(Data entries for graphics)
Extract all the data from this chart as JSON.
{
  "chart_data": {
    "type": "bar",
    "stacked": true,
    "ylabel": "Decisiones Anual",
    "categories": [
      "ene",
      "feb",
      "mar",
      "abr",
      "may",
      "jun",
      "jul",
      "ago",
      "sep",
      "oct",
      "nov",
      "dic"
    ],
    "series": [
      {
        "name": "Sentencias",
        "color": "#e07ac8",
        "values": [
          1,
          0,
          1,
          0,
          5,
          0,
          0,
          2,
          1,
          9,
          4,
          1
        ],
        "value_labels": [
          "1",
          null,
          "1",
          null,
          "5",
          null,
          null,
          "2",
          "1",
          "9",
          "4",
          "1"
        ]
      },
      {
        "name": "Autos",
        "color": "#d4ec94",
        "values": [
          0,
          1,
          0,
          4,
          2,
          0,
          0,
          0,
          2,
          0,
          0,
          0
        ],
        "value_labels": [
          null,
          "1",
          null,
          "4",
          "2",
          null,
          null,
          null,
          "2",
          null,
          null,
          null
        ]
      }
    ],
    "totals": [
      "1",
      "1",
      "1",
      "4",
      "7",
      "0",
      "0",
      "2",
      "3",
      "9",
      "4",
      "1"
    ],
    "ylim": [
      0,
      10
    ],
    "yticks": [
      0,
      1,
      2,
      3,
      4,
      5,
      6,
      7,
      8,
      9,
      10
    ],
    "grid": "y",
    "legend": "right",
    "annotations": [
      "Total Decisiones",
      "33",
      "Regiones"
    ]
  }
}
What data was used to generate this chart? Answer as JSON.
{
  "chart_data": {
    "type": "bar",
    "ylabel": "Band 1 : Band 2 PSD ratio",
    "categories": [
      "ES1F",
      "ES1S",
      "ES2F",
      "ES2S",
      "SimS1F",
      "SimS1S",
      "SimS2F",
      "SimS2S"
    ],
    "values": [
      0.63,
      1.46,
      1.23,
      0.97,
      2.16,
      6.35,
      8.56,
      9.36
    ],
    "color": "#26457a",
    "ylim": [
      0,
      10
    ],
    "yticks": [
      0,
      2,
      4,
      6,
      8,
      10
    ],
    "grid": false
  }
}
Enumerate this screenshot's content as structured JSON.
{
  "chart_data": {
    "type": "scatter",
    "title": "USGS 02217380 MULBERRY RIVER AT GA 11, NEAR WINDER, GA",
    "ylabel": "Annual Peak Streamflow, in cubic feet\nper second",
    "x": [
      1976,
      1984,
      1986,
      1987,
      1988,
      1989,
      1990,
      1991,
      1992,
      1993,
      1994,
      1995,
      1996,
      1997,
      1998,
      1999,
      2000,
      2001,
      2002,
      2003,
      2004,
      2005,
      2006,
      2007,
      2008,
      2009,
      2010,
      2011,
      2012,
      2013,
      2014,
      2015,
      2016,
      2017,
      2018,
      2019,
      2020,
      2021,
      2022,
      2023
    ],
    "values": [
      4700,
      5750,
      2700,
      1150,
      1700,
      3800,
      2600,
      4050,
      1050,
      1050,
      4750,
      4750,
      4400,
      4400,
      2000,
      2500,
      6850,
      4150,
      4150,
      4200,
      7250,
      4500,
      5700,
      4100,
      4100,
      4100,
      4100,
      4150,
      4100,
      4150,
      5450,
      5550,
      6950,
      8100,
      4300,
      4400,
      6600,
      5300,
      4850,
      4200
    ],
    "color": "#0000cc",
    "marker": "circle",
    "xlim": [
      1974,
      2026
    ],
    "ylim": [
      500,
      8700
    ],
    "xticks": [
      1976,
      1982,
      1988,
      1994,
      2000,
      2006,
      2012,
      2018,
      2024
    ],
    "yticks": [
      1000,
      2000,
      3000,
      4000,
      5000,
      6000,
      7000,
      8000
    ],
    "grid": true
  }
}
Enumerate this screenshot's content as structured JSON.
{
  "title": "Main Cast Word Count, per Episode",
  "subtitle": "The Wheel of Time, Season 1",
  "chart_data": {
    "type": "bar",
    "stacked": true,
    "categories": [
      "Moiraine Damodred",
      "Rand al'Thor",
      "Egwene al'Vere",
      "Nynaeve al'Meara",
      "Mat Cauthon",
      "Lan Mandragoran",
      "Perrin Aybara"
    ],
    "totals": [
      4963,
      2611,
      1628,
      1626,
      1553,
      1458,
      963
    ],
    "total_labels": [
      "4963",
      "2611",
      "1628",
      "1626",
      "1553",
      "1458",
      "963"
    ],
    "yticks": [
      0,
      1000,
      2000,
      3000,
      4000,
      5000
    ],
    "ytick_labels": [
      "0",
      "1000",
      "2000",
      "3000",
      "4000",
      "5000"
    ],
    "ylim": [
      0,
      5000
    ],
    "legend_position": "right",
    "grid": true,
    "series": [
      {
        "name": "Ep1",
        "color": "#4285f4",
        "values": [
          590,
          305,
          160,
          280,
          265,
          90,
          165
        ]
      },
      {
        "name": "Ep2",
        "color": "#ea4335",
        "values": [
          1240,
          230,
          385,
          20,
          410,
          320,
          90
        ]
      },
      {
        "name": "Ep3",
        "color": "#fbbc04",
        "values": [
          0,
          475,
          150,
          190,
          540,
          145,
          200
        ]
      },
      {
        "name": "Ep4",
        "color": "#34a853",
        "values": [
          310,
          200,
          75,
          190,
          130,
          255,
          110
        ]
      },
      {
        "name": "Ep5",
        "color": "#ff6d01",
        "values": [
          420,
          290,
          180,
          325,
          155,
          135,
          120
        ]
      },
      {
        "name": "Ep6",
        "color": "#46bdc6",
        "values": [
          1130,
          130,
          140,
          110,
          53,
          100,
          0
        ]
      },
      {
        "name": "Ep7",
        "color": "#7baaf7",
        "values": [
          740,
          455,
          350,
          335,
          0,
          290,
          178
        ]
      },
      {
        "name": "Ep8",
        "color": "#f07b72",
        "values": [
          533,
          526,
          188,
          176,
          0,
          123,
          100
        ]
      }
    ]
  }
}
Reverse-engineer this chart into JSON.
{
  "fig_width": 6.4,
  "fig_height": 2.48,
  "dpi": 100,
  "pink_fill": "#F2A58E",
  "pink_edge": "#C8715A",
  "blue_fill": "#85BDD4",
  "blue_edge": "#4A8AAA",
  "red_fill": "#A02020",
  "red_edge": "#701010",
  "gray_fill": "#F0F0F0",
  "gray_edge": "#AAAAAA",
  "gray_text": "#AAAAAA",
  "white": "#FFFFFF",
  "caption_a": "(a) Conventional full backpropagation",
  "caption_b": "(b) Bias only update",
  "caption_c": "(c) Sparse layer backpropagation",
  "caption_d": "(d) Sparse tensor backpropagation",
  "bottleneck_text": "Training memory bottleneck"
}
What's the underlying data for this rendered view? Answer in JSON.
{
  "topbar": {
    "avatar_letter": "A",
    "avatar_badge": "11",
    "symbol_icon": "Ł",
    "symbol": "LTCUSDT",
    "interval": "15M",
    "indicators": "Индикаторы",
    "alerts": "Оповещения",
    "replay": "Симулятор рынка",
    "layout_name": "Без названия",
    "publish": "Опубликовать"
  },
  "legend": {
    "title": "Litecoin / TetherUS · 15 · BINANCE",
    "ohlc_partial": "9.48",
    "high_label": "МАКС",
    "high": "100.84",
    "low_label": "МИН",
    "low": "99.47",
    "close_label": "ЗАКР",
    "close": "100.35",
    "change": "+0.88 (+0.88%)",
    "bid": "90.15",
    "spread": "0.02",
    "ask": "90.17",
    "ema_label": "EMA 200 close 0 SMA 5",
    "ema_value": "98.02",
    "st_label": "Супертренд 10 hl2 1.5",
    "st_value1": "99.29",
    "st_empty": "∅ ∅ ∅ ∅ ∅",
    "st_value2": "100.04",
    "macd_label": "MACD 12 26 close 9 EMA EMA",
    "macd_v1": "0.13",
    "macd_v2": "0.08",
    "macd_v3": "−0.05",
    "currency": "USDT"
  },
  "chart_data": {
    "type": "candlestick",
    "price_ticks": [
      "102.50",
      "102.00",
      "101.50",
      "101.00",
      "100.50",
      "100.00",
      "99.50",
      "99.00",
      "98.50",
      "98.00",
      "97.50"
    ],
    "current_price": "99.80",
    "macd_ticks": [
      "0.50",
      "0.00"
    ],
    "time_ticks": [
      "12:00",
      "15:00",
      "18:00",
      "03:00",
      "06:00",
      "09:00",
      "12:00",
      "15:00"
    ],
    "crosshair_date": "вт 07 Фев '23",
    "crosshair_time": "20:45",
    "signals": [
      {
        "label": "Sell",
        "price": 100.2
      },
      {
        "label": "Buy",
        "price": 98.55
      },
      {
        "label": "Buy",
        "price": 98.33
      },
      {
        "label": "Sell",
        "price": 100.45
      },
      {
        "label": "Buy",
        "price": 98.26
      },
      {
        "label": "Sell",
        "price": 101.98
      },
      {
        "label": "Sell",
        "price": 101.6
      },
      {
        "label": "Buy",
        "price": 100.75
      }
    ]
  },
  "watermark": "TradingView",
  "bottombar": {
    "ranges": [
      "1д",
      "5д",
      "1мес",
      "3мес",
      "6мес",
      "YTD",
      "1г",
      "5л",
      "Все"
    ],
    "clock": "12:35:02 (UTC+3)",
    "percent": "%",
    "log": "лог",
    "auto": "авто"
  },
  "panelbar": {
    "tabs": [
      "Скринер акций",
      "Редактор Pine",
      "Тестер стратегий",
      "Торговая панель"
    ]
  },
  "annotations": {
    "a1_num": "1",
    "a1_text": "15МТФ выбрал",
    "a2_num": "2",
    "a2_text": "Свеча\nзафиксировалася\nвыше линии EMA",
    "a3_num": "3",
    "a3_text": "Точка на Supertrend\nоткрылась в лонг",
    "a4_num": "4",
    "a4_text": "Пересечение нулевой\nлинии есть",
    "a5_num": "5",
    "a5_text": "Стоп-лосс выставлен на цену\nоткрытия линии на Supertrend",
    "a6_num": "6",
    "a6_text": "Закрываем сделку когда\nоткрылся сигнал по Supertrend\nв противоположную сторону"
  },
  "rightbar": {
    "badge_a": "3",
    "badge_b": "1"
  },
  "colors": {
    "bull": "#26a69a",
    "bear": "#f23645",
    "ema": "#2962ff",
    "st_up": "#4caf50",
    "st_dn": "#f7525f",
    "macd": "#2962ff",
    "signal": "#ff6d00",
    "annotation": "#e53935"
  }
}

▶ [Written problem]: From the data above, copy each line where the string "What" appears.

▶ [Complete answer]:
What data was used to generate this chart? Answer as JSON.
What's the underlying data for this rendered view? Answer in JSON.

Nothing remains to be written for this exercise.